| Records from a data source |
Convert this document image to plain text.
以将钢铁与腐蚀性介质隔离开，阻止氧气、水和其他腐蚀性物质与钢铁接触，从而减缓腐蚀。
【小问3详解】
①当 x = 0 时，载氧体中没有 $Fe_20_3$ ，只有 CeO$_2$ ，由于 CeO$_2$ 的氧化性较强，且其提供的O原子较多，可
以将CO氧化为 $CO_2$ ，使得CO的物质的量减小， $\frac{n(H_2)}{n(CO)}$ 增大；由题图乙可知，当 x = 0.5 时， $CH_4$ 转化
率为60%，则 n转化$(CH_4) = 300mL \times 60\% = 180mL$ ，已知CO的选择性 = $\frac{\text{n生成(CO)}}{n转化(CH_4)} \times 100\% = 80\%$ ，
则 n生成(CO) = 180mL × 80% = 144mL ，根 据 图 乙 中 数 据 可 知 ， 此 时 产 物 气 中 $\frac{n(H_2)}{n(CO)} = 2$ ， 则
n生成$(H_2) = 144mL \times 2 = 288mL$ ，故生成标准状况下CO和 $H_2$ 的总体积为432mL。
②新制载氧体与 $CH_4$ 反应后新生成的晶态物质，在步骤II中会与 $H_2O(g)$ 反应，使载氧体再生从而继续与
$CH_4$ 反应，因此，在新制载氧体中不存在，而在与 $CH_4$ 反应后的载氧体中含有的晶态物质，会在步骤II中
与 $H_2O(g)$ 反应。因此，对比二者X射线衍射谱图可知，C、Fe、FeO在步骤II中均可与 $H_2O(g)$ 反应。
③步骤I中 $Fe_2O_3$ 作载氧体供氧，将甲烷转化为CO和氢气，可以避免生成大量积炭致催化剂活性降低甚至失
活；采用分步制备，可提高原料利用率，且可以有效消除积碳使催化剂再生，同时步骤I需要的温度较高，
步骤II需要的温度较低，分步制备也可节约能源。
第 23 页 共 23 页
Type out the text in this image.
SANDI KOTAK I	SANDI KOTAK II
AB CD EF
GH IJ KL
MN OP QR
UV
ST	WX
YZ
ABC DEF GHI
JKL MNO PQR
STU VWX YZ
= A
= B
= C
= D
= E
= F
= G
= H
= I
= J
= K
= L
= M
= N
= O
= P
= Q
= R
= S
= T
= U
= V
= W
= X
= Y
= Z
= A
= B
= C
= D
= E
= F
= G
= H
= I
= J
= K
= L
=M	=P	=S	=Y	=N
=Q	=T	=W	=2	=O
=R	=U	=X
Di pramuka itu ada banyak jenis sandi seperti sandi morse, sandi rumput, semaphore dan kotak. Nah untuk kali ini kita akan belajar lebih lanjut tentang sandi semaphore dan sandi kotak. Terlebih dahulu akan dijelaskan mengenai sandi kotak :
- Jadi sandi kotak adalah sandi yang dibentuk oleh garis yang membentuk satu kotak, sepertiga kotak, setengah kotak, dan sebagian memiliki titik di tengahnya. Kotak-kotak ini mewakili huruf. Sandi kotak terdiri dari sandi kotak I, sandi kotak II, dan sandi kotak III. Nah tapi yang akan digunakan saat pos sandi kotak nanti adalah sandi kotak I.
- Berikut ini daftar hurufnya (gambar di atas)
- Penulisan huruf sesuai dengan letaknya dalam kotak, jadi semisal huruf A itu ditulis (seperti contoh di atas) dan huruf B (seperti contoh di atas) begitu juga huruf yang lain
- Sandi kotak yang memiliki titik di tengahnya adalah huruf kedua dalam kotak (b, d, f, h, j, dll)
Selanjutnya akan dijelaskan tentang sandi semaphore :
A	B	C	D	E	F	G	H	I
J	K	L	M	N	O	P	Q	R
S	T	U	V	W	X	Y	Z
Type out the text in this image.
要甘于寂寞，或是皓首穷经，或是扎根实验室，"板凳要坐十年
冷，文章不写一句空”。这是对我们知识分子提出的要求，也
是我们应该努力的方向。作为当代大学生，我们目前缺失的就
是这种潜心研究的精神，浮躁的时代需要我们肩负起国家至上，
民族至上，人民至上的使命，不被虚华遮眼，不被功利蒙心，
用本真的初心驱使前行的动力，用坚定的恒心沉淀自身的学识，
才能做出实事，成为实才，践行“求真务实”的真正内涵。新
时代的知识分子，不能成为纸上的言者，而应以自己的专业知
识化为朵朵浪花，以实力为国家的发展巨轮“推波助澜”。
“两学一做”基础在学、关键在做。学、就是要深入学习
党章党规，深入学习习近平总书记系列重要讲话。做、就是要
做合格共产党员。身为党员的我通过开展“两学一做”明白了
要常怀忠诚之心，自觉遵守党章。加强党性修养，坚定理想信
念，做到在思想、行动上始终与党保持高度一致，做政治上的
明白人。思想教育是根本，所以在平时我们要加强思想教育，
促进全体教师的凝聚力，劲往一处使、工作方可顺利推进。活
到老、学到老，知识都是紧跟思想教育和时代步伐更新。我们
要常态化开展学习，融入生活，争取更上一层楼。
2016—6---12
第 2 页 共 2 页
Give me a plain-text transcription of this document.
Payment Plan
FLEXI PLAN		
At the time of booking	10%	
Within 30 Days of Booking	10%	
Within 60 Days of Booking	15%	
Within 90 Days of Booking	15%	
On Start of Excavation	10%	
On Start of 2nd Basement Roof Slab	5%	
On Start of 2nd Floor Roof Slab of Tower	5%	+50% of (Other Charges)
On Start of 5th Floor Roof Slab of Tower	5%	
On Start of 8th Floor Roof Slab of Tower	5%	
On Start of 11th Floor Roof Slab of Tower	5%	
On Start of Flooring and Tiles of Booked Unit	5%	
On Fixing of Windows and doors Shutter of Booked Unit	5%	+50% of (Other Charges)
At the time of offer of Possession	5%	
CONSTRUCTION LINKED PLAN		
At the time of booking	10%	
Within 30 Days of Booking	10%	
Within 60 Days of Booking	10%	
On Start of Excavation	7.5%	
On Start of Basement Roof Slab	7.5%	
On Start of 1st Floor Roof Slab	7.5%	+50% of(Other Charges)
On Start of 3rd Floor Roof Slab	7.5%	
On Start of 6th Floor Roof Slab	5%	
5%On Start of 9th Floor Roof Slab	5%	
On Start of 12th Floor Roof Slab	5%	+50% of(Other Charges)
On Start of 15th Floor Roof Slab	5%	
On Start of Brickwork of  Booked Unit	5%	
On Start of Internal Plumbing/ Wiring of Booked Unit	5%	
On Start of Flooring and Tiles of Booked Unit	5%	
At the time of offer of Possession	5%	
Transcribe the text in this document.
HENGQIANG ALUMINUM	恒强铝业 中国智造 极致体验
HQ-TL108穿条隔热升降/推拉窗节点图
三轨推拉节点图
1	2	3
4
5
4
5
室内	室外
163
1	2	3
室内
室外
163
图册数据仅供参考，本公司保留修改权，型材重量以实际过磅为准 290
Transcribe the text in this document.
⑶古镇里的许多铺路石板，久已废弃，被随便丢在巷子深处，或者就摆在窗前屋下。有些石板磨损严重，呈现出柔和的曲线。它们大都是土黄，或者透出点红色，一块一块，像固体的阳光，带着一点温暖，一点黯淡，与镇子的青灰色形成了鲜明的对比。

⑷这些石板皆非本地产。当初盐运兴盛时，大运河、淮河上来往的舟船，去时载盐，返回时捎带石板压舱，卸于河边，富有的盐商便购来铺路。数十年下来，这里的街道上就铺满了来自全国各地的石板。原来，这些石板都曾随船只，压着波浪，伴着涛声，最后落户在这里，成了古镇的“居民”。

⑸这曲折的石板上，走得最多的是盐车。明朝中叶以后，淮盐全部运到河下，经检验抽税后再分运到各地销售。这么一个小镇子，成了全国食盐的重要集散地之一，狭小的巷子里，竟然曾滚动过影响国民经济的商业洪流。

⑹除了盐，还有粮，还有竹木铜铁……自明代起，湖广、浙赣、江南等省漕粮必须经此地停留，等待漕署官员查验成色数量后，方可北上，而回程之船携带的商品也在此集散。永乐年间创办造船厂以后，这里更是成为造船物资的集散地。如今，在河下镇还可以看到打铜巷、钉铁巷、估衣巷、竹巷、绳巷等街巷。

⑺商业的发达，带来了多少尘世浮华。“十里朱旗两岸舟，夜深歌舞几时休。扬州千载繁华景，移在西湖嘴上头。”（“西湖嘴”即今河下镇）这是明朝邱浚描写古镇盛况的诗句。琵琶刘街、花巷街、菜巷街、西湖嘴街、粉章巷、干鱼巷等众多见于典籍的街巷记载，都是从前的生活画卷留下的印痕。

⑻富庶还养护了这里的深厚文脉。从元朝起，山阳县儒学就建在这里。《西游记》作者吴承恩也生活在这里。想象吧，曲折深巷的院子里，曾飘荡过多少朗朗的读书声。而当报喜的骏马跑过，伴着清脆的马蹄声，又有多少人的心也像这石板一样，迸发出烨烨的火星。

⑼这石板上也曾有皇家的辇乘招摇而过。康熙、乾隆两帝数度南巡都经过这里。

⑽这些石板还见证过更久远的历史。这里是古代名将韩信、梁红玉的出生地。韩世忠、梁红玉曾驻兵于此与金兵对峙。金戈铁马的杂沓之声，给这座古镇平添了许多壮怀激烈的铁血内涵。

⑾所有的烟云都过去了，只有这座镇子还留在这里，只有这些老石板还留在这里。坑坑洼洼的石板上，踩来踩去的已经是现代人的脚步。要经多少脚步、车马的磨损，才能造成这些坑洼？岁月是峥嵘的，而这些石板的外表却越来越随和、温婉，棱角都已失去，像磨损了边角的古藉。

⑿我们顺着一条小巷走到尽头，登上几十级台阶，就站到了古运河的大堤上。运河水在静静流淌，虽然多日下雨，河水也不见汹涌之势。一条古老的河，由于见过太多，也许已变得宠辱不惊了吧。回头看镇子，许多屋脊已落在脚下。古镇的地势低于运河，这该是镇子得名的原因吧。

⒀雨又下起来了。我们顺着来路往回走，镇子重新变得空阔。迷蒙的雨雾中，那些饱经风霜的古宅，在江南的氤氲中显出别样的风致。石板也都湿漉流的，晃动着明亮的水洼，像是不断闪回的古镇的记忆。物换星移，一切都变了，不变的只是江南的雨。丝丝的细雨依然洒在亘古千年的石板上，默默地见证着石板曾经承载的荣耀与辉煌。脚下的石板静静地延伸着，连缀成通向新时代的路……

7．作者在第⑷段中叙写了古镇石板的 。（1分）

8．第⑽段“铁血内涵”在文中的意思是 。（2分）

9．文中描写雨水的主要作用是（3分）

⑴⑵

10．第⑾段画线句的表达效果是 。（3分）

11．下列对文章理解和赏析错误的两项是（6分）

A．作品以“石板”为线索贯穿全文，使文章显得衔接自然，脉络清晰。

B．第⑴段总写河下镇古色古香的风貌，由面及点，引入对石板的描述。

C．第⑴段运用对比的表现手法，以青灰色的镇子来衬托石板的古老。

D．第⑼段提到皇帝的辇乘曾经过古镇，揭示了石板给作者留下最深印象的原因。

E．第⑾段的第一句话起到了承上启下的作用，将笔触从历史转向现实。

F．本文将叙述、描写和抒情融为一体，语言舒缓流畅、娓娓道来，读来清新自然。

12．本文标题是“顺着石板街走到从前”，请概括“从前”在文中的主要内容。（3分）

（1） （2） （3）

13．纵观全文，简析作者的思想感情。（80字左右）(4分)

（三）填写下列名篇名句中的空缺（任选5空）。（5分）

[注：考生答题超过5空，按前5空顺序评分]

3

| WHAT IS NEEDED |
Which lines contain the word "Unit"? Return each of them.

| TASK OUTPUT |
On Start of Flooring and Tiles of Booked Unit	5%	
On Fixing of Windows and doors Shutter of Booked Unit	5%	+50% of (Other Charges)
On Start of Brickwork of  Booked Unit	5%	
On Start of Internal Plumbing/ Wiring of Booked Unit	5%	
On Start of Flooring and Tiles of Booked Unit	5%	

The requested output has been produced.